- **Required task**: Leave out the pictures and copy every record exactly.

- **Information shown**:
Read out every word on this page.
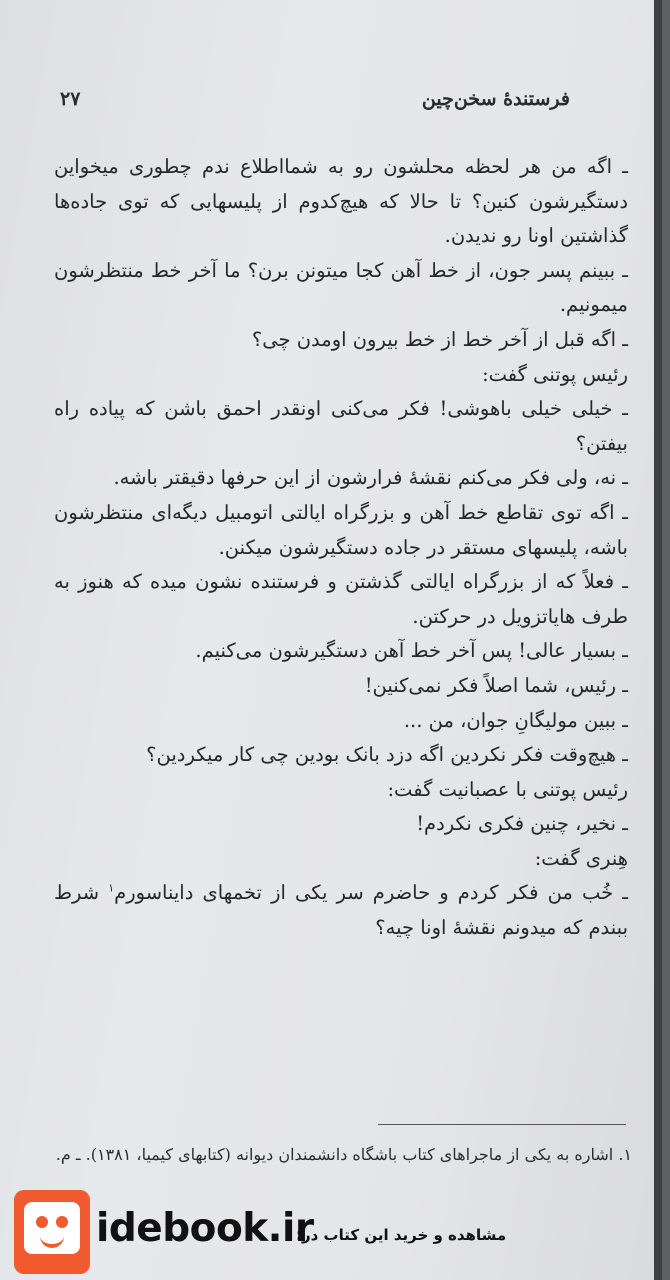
فرستندهٔ سخن‌چین
۲۷

ـ اگه من هر لحظه محلشون رو به شمااطلاع ندم چطوری میخواین دستگیرشون کنین؟ تا حالا که هیچ‌کدوم از پلیسهایی که توی جاده‌ها گذاشتین اونا رو ندیدن.

ـ ببینم پسر جون، از خط آهن کجا میتونن برن؟ ما آخر خط منتظرشون میمونیم.

ـ اگه قبل از آخر خط از خط بیرون اومدن چی؟

رئیس پوتنی گفت:

ـ خیلی خیلی باهوشی! فکر می‌کنی اونقدر احمق باشن که پیاده راه بیفتن؟

ـ نه، ولی فکر می‌کنم نقشهٔ فرارشون از این حرفها دقیقتر باشه.

ـ اگه توی تقاطع خط آهن و بزرگراه ایالتی اتومبیل دیگه‌ای منتظرشون باشه، پلیسهای مستقر در جاده دستگیرشون میکنن.

ـ فعلاً که از بزرگراه ایالتی گذشتن و فرستنده نشون میده که هنوز به طرف هایاتزویل در حرکتن.

ـ بسیار عالی! پس آخر خط آهن دستگیرشون می‌کنیم.

ـ رئیس، شما اصلاً فکر نمی‌کنین!

ـ ببین مولیگانِ جوان، من ...

ـ هیچ‌وقت فکر نکردین اگه دزد بانک بودین چی کار میکردین؟

رئیس پوتنی با عصبانیت گفت:

ـ نخیر، چنین فکری نکردم!

هِنری گفت:

ـ خُب من فکر کردم و حاضرم سر یکی از تخمهای دایناسورم$^۱$ شرط ببندم که میدونم نقشهٔ اونا چیه؟

۱. اشاره به یکی از ماجراهای کتاب باشگاه دانشمندان دیوانه (کتابهای کیمیا، ۱۳۸۱). ـ م.

idebook.ir
مشاهده و خرید این کتاب در:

- **Complete answer**:
Read out every word on this page.
فرستندهٔ سخن‌چین
۲۷

ـ اگه من هر لحظه محلشون رو به شمااطلاع ندم چطوری میخواین دستگیرشون کنین؟ تا حالا که هیچ‌کدوم از پلیسهایی که توی جاده‌ها گذاشتین اونا رو ندیدن.

ـ ببینم پسر جون، از خط آهن کجا میتونن برن؟ ما آخر خط منتظرشون میمونیم.

ـ اگه قبل از آخر خط از خط بیرون اومدن چی؟

رئیس پوتنی گفت:

ـ خیلی خیلی باهوشی! فکر می‌کنی اونقدر احمق باشن که پیاده راه بیفتن؟

ـ نه، ولی فکر می‌کنم نقشهٔ فرارشون از این حرفها دقیقتر باشه.

ـ اگه توی تقاطع خط آهن و بزرگراه ایالتی اتومبیل دیگه‌ای منتظرشون باشه، پلیسهای مستقر در جاده دستگیرشون میکنن.

ـ فعلاً که از بزرگراه ایالتی گذشتن و فرستنده نشون میده که هنوز به طرف هایاتزویل در حرکتن.

ـ بسیار عالی! پس آخر خط آهن دستگیرشون می‌کنیم.

ـ رئیس، شما اصلاً فکر نمی‌کنین!

ـ ببین مولیگانِ جوان، من ...

ـ هیچ‌وقت فکر نکردین اگه دزد بانک بودین چی کار میکردین؟

رئیس پوتنی با عصبانیت گفت:

ـ نخیر، چنین فکری نکردم!

هِنری گفت:

ـ خُب من فکر کردم و حاضرم سر یکی از تخمهای دایناسورم$^۱$ شرط ببندم که میدونم نقشهٔ اونا چیه؟

۱. اشاره به یکی از ماجراهای کتاب باشگاه دانشمندان دیوانه (کتابهای کیمیا، ۱۳۸۱). ـ م.

idebook.ir
مشاهده و خرید این کتاب در:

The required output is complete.